Check each line of the material. Copy those containing "Votados".
## BEGIN Source records
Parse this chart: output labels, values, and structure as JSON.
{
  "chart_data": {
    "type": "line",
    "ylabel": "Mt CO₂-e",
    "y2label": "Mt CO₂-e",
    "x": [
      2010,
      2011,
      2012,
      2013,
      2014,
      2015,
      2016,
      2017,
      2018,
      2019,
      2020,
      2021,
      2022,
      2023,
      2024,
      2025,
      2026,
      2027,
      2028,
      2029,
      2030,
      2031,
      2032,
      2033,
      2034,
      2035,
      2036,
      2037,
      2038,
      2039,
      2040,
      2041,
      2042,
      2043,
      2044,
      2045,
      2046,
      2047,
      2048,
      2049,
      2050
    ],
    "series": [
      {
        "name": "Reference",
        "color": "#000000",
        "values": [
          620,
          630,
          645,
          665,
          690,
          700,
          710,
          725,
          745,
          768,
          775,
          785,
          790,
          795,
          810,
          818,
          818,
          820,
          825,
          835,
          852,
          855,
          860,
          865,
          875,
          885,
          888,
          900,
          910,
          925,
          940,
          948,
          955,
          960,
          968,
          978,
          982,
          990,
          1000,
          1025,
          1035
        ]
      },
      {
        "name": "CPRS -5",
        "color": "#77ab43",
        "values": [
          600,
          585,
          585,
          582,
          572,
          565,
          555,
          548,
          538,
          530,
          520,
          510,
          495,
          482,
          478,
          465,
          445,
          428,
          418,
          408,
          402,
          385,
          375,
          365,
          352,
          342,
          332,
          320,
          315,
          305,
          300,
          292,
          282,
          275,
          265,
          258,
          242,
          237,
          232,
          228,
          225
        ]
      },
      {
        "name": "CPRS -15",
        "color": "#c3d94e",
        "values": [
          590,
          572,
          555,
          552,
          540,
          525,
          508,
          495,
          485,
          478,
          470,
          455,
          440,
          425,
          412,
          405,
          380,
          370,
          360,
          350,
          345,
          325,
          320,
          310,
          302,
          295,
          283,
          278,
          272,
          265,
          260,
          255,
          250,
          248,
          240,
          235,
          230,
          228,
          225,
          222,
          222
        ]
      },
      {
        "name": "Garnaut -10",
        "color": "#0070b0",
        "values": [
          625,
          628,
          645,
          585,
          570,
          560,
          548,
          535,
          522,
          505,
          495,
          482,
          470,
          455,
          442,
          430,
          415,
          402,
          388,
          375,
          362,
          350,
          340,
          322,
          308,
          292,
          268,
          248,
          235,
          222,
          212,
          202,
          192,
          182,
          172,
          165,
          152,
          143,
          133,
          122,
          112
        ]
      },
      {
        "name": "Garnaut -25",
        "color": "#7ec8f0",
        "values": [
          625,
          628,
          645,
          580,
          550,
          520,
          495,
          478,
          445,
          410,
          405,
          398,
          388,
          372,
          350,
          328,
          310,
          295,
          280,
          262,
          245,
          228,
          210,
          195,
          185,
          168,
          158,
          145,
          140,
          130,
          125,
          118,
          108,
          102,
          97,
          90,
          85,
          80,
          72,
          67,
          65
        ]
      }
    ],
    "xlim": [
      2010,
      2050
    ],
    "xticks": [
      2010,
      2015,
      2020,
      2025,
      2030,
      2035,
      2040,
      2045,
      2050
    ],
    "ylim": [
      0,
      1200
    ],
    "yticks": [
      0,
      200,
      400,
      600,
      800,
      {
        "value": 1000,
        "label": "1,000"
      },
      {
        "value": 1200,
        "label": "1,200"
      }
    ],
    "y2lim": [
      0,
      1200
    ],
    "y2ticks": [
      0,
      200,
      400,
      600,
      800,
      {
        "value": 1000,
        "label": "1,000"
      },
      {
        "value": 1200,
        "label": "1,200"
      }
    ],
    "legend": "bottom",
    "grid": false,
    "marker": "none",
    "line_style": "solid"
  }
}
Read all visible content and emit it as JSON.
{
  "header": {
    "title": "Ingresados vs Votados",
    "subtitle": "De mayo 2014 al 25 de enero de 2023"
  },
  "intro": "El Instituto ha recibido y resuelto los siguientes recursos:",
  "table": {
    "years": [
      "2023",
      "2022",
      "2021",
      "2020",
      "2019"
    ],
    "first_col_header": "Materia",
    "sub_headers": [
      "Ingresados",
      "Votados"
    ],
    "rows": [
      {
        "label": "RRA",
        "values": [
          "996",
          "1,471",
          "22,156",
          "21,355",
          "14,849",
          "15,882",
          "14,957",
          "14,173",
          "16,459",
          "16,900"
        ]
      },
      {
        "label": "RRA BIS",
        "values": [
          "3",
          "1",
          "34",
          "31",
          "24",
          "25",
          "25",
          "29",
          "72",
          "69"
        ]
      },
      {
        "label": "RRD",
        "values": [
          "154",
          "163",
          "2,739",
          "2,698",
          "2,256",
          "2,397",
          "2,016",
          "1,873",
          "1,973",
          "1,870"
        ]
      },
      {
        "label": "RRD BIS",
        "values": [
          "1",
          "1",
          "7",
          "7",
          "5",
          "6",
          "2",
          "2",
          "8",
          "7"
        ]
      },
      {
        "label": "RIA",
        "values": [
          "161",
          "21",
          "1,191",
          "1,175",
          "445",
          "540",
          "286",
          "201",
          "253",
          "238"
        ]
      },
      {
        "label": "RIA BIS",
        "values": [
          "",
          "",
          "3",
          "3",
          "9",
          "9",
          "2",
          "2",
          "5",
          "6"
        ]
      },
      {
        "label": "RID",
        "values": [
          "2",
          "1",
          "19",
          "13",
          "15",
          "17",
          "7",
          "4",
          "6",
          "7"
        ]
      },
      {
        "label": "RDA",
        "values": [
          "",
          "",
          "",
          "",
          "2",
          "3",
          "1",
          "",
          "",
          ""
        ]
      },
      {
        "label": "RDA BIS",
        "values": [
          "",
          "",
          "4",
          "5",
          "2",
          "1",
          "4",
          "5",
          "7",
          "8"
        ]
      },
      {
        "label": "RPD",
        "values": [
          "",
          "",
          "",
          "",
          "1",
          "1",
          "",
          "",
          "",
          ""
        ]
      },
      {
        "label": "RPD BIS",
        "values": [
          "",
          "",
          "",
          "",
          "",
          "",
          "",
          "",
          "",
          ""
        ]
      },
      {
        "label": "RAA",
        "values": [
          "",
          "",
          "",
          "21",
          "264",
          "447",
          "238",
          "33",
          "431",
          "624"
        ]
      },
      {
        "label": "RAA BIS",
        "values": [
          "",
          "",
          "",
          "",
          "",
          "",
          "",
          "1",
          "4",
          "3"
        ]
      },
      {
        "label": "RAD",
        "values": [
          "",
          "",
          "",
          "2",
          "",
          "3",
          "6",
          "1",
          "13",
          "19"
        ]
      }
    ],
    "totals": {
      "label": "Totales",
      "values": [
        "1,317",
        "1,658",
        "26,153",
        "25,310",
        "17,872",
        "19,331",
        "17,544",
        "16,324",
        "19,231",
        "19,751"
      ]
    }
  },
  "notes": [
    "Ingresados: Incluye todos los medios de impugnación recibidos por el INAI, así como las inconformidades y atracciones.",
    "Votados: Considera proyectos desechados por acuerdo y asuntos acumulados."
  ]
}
## END Source records
▸ **Written response**:
    "title": "Ingresados vs Votados",
      "Votados"
    "Votados: Considera proyectos desechados por acuerdo y asuntos acumulados."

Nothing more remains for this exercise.